Start of Input rows
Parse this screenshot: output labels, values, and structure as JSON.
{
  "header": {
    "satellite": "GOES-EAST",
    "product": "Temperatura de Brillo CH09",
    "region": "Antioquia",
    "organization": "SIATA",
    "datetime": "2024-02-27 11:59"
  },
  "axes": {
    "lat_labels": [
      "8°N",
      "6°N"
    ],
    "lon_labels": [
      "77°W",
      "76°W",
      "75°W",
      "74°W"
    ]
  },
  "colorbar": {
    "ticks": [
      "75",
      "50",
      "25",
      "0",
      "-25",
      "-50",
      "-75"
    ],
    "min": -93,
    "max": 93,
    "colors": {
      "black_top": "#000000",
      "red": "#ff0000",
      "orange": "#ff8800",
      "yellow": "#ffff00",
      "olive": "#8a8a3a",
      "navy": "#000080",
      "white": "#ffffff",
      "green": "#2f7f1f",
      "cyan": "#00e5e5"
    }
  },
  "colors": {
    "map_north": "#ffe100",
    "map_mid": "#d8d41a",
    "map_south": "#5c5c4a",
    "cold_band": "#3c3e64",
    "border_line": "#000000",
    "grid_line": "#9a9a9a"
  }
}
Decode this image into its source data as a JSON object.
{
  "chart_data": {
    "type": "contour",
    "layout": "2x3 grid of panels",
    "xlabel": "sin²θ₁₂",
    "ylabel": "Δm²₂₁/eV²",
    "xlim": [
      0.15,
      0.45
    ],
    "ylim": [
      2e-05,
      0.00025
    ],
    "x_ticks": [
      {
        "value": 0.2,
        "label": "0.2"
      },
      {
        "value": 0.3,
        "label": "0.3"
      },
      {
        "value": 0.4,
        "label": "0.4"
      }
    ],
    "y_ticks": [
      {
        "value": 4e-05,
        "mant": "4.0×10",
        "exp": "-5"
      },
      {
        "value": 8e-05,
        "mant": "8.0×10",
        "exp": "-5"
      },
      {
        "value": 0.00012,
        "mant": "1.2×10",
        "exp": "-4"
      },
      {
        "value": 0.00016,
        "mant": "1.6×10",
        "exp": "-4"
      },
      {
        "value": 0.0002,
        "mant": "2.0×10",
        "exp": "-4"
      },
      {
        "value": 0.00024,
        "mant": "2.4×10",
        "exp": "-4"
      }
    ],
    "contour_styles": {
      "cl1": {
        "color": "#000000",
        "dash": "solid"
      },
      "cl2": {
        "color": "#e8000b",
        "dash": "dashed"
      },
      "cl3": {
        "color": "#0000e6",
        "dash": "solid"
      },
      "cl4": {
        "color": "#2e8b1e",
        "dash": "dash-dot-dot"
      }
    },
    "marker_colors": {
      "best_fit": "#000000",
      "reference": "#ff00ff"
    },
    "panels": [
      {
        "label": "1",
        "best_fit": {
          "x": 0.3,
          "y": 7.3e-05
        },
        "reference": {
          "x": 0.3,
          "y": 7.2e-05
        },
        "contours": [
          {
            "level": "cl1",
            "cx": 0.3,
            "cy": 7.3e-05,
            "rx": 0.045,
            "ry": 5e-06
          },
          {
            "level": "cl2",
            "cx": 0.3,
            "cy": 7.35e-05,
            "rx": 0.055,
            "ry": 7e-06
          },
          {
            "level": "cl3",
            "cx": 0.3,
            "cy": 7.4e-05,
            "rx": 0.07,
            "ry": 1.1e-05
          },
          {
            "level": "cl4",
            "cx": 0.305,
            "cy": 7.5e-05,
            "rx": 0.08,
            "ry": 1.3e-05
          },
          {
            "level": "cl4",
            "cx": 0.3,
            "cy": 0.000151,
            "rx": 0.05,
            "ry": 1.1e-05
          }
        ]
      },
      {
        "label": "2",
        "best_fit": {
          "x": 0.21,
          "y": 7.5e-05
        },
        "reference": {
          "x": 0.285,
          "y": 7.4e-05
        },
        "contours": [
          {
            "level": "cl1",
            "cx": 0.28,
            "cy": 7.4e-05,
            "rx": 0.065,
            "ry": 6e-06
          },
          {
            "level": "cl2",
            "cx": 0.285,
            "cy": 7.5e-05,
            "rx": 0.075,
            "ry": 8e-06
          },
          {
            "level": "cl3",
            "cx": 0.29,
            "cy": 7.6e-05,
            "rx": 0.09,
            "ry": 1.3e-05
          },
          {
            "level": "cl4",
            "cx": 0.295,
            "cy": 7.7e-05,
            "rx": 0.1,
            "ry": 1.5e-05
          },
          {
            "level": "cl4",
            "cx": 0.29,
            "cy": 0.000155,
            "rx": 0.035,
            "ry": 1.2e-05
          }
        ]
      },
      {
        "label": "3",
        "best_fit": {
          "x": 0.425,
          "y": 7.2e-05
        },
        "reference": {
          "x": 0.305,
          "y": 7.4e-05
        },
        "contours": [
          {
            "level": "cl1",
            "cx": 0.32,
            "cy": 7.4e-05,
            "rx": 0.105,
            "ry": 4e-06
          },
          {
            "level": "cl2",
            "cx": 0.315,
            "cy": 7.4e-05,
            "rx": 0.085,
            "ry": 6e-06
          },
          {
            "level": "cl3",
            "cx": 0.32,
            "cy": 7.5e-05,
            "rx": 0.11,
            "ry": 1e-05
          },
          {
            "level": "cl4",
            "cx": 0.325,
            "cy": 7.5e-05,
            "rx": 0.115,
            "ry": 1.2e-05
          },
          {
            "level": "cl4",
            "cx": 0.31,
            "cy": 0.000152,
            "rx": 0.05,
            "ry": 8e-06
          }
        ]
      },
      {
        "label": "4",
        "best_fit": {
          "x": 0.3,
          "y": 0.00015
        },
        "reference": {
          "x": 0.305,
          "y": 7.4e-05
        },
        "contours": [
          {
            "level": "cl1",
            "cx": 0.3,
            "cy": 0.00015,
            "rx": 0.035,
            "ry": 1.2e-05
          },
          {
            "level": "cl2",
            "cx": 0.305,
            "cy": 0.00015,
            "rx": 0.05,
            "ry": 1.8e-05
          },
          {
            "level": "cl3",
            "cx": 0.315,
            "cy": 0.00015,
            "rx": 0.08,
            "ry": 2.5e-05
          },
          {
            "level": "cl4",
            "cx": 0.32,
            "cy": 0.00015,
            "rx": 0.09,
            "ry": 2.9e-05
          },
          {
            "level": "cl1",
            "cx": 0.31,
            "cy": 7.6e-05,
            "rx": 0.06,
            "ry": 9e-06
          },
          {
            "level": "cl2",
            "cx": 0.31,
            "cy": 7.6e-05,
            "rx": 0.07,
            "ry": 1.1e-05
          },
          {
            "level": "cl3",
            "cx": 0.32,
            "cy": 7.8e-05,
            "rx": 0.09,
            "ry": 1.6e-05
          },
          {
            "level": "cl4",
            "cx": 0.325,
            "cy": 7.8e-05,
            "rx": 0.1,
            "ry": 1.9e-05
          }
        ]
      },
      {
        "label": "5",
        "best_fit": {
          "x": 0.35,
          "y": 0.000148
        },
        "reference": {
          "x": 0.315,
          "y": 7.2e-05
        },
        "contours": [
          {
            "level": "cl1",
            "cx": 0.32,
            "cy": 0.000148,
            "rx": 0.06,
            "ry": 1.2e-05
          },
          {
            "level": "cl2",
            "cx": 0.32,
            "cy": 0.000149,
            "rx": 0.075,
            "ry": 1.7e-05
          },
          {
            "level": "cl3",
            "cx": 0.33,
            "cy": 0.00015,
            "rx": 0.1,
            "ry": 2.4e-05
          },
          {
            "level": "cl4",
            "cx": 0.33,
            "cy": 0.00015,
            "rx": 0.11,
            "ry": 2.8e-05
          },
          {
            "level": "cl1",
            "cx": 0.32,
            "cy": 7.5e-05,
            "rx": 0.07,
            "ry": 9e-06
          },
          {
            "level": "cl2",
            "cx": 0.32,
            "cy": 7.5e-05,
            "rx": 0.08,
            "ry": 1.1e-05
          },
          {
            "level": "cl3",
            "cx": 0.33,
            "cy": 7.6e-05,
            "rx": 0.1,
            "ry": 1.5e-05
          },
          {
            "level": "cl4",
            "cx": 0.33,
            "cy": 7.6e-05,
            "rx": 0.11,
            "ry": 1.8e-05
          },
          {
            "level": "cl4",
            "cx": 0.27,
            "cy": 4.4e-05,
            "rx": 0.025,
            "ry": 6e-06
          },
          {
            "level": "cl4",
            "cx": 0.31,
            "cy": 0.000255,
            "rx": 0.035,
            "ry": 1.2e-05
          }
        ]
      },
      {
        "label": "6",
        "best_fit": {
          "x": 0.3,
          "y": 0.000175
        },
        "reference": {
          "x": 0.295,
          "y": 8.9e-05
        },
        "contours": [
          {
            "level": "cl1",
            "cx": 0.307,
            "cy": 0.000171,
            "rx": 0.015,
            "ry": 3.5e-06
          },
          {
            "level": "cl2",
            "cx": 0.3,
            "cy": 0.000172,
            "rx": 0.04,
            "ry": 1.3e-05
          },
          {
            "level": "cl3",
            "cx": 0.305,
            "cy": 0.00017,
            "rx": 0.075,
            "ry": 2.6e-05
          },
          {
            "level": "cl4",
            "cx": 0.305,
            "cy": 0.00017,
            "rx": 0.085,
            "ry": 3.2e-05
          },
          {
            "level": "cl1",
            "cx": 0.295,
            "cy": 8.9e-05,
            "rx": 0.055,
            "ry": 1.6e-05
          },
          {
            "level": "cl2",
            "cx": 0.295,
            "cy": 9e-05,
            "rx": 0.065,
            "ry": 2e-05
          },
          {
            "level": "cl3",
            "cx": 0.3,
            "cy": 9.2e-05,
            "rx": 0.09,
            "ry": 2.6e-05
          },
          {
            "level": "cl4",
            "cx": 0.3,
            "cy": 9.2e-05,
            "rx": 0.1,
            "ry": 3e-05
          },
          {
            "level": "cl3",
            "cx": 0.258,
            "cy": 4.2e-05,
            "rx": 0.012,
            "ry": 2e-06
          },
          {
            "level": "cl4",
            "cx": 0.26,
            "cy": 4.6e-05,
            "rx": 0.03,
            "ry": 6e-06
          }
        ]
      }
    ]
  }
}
End of Input rows
== Given task ==
Collect, from the material above, every line containing the word "mant".

== Exercise response ==
        "mant": "4.0×10",
        "mant": "8.0×10",
        "mant": "1.2×10",
        "mant": "1.6×10",
        "mant": "2.0×10",
        "mant": "2.4×10",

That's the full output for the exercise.